begin Task input

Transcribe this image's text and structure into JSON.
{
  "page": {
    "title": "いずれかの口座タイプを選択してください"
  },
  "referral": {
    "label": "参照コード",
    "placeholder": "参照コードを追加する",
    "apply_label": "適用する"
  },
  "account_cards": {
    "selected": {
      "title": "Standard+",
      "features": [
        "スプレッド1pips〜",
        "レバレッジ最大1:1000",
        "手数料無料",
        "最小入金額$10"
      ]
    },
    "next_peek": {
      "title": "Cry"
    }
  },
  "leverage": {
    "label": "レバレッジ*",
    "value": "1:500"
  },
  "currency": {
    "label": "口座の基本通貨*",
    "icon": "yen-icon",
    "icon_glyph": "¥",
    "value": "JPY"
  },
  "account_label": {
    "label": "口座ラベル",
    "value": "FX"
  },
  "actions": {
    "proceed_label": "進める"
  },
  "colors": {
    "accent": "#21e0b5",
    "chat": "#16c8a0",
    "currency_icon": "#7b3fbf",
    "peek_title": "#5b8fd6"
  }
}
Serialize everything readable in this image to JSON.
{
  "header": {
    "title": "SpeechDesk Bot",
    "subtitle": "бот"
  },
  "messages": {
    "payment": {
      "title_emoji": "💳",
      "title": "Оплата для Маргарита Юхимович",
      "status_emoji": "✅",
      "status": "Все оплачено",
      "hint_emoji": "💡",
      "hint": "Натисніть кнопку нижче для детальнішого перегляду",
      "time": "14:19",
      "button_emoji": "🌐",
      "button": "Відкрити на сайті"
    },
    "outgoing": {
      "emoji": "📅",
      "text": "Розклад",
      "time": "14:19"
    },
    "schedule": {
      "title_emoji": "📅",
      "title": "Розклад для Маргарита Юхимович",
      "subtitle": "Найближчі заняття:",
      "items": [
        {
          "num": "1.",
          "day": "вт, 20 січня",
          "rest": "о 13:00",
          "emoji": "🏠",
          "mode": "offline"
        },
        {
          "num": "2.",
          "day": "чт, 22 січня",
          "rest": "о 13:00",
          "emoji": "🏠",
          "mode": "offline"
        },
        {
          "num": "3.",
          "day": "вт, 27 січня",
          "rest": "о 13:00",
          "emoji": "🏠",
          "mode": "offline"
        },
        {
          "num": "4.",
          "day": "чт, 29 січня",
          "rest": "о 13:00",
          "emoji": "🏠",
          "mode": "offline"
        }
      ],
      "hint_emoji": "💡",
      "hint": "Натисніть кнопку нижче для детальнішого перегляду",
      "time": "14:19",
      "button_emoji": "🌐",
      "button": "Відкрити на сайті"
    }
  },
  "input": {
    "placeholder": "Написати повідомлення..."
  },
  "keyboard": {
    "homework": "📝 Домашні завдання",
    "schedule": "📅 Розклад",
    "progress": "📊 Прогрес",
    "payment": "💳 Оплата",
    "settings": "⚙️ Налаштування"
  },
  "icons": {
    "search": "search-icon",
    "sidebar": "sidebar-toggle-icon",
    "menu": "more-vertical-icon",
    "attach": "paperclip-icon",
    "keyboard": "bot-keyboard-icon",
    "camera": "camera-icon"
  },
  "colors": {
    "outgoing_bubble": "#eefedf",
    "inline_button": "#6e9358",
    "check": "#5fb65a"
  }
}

end Task input

Request: Extract the data in full. Keep it word for word.

Result of the task:
Transcribe this image's text and structure into JSON.
{
  "page": {
    "title": "いずれかの口座タイプを選択してください"
  },
  "referral": {
    "label": "参照コード",
    "placeholder": "参照コードを追加する",
    "apply_label": "適用する"
  },
  "account_cards": {
    "selected": {
      "title": "Standard+",
      "features": [
        "スプレッド1pips〜",
        "レバレッジ最大1:1000",
        "手数料無料",
        "最小入金額$10"
      ]
    },
    "next_peek": {
      "title": "Cry"
    }
  },
  "leverage": {
    "label": "レバレッジ*",
    "value": "1:500"
  },
  "currency": {
    "label": "口座の基本通貨*",
    "icon": "yen-icon",
    "icon_glyph": "¥",
    "value": "JPY"
  },
  "account_label": {
    "label": "口座ラベル",
    "value": "FX"
  },
  "actions": {
    "proceed_label": "進める"
  },
  "colors": {
    "accent": "#21e0b5",
    "chat": "#16c8a0",
    "currency_icon": "#7b3fbf",
    "peek_title": "#5b8fd6"
  }
}
Serialize everything readable in this image to JSON.
{
  "header": {
    "title": "SpeechDesk Bot",
    "subtitle": "бот"
  },
  "messages": {
    "payment": {
      "title_emoji": "💳",
      "title": "Оплата для Маргарита Юхимович",
      "status_emoji": "✅",
      "status": "Все оплачено",
      "hint_emoji": "💡",
      "hint": "Натисніть кнопку нижче для детальнішого перегляду",
      "time": "14:19",
      "button_emoji": "🌐",
      "button": "Відкрити на сайті"
    },
    "outgoing": {
      "emoji": "📅",
      "text": "Розклад",
      "time": "14:19"
    },
    "schedule": {
      "title_emoji": "📅",
      "title": "Розклад для Маргарита Юхимович",
      "subtitle": "Найближчі заняття:",
      "items": [
        {
          "num": "1.",
          "day": "вт, 20 січня",
          "rest": "о 13:00",
          "emoji": "🏠",
          "mode": "offline"
        },
        {
          "num": "2.",
          "day": "чт, 22 січня",
          "rest": "о 13:00",
          "emoji": "🏠",
          "mode": "offline"
        },
        {
          "num": "3.",
          "day": "вт, 27 січня",
          "rest": "о 13:00",
          "emoji": "🏠",
          "mode": "offline"
        },
        {
          "num": "4.",
          "day": "чт, 29 січня",
          "rest": "о 13:00",
          "emoji": "🏠",
          "mode": "offline"
        }
      ],
      "hint_emoji": "💡",
      "hint": "Натисніть кнопку нижче для детальнішого перегляду",
      "time": "14:19",
      "button_emoji": "🌐",
      "button": "Відкрити на сайті"
    }
  },
  "input": {
    "placeholder": "Написати повідомлення..."
  },
  "keyboard": {
    "homework": "📝 Домашні завдання",
    "schedule": "📅 Розклад",
    "progress": "📊 Прогрес",
    "payment": "💳 Оплата",
    "settings": "⚙️ Налаштування"
  },
  "icons": {
    "search": "search-icon",
    "sidebar": "sidebar-toggle-icon",
    "menu": "more-vertical-icon",
    "attach": "paperclip-icon",
    "keyboard": "bot-keyboard-icon",
    "camera": "camera-icon"
  },
  "colors": {
    "outgoing_bubble": "#eefedf",
    "inline_button": "#6e9358",
    "check": "#5fb65a"
  }
}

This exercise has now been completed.